## START Record excerpts
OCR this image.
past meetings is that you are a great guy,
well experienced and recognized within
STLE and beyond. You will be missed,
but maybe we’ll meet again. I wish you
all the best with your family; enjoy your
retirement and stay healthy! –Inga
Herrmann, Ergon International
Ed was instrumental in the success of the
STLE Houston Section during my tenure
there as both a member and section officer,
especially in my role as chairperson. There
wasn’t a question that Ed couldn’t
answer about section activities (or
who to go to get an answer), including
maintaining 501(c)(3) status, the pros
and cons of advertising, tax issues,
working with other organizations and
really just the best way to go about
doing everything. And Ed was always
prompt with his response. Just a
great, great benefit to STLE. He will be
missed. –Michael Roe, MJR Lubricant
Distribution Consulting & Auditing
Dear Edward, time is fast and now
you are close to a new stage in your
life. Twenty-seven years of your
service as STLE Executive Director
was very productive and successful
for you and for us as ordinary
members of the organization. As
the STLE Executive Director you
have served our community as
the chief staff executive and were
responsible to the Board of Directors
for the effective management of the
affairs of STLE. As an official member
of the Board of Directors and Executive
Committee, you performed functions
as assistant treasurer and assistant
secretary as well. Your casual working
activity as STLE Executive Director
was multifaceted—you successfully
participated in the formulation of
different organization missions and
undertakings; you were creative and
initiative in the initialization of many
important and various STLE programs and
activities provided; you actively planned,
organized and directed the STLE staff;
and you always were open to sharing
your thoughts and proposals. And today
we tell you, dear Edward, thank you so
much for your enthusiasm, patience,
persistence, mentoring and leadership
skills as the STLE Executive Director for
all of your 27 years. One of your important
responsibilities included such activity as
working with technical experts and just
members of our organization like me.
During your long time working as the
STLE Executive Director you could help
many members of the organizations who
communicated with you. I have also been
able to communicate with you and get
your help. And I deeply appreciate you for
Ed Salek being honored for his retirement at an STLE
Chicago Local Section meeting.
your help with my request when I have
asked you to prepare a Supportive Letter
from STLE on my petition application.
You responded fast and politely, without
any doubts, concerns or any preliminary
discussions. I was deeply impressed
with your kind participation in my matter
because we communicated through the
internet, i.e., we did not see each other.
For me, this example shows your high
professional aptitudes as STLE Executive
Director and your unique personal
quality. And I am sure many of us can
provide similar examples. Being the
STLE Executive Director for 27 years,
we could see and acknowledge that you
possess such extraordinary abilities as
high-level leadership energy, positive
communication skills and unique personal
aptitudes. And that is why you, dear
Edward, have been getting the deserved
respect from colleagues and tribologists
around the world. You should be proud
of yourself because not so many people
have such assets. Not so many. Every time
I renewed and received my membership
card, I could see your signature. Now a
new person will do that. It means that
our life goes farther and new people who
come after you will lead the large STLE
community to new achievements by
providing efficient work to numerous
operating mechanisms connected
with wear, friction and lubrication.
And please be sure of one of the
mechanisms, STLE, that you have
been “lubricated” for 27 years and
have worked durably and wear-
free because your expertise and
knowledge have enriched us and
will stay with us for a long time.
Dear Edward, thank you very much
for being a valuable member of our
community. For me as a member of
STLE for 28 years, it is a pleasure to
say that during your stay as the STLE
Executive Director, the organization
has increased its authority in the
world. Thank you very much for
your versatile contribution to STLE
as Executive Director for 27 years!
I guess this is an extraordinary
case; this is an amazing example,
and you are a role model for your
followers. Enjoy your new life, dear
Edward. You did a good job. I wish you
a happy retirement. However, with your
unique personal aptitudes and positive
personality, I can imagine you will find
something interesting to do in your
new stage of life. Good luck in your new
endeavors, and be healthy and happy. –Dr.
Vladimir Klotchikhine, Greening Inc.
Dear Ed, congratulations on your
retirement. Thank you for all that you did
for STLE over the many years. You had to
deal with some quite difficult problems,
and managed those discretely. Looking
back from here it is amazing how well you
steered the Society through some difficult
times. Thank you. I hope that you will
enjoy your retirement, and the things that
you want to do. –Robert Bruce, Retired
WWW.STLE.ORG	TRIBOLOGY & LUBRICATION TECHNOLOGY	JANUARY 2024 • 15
## END Record excerpts
What you will do:
Transcribe each entry precisely, missing none.

Result:
OCR this image.
past meetings is that you are a great guy,
well experienced and recognized within
STLE and beyond. You will be missed,
but maybe we’ll meet again. I wish you
all the best with your family; enjoy your
retirement and stay healthy! –Inga
Herrmann, Ergon International
Ed was instrumental in the success of the
STLE Houston Section during my tenure
there as both a member and section officer,
especially in my role as chairperson. There
wasn’t a question that Ed couldn’t
answer about section activities (or
who to go to get an answer), including
maintaining 501(c)(3) status, the pros
and cons of advertising, tax issues,
working with other organizations and
really just the best way to go about
doing everything. And Ed was always
prompt with his response. Just a
great, great benefit to STLE. He will be
missed. –Michael Roe, MJR Lubricant
Distribution Consulting & Auditing
Dear Edward, time is fast and now
you are close to a new stage in your
life. Twenty-seven years of your
service as STLE Executive Director
was very productive and successful
for you and for us as ordinary
members of the organization. As
the STLE Executive Director you
have served our community as
the chief staff executive and were
responsible to the Board of Directors
for the effective management of the
affairs of STLE. As an official member
of the Board of Directors and Executive
Committee, you performed functions
as assistant treasurer and assistant
secretary as well. Your casual working
activity as STLE Executive Director
was multifaceted—you successfully
participated in the formulation of
different organization missions and
undertakings; you were creative and
initiative in the initialization of many
important and various STLE programs and
activities provided; you actively planned,
organized and directed the STLE staff;
and you always were open to sharing
your thoughts and proposals. And today
we tell you, dear Edward, thank you so
much for your enthusiasm, patience,
persistence, mentoring and leadership
skills as the STLE Executive Director for
all of your 27 years. One of your important
responsibilities included such activity as
working with technical experts and just
members of our organization like me.
During your long time working as the
STLE Executive Director you could help
many members of the organizations who
communicated with you. I have also been
able to communicate with you and get
your help. And I deeply appreciate you for
Ed Salek being honored for his retirement at an STLE
Chicago Local Section meeting.
your help with my request when I have
asked you to prepare a Supportive Letter
from STLE on my petition application.
You responded fast and politely, without
any doubts, concerns or any preliminary
discussions. I was deeply impressed
with your kind participation in my matter
because we communicated through the
internet, i.e., we did not see each other.
For me, this example shows your high
professional aptitudes as STLE Executive
Director and your unique personal
quality. And I am sure many of us can
provide similar examples. Being the
STLE Executive Director for 27 years,
we could see and acknowledge that you
possess such extraordinary abilities as
high-level leadership energy, positive
communication skills and unique personal
aptitudes. And that is why you, dear
Edward, have been getting the deserved
respect from colleagues and tribologists
around the world. You should be proud
of yourself because not so many people
have such assets. Not so many. Every time
I renewed and received my membership
card, I could see your signature. Now a
new person will do that. It means that
our life goes farther and new people who
come after you will lead the large STLE
community to new achievements by
providing efficient work to numerous
operating mechanisms connected
with wear, friction and lubrication.
And please be sure of one of the
mechanisms, STLE, that you have
been “lubricated” for 27 years and
have worked durably and wear-
free because your expertise and
knowledge have enriched us and
will stay with us for a long time.
Dear Edward, thank you very much
for being a valuable member of our
community. For me as a member of
STLE for 28 years, it is a pleasure to
say that during your stay as the STLE
Executive Director, the organization
has increased its authority in the
world. Thank you very much for
your versatile contribution to STLE
as Executive Director for 27 years!
I guess this is an extraordinary
case; this is an amazing example,
and you are a role model for your
followers. Enjoy your new life, dear
Edward. You did a good job. I wish you
a happy retirement. However, with your
unique personal aptitudes and positive
personality, I can imagine you will find
something interesting to do in your
new stage of life. Good luck in your new
endeavors, and be healthy and happy. –Dr.
Vladimir Klotchikhine, Greening Inc.
Dear Ed, congratulations on your
retirement. Thank you for all that you did
for STLE over the many years. You had to
deal with some quite difficult problems,
and managed those discretely. Looking
back from here it is amazing how well you
steered the Society through some difficult
times. Thank you. I hope that you will
enjoy your retirement, and the things that
you want to do. –Robert Bruce, Retired
WWW.STLE.ORG	TRIBOLOGY & LUBRICATION TECHNOLOGY	JANUARY 2024 • 15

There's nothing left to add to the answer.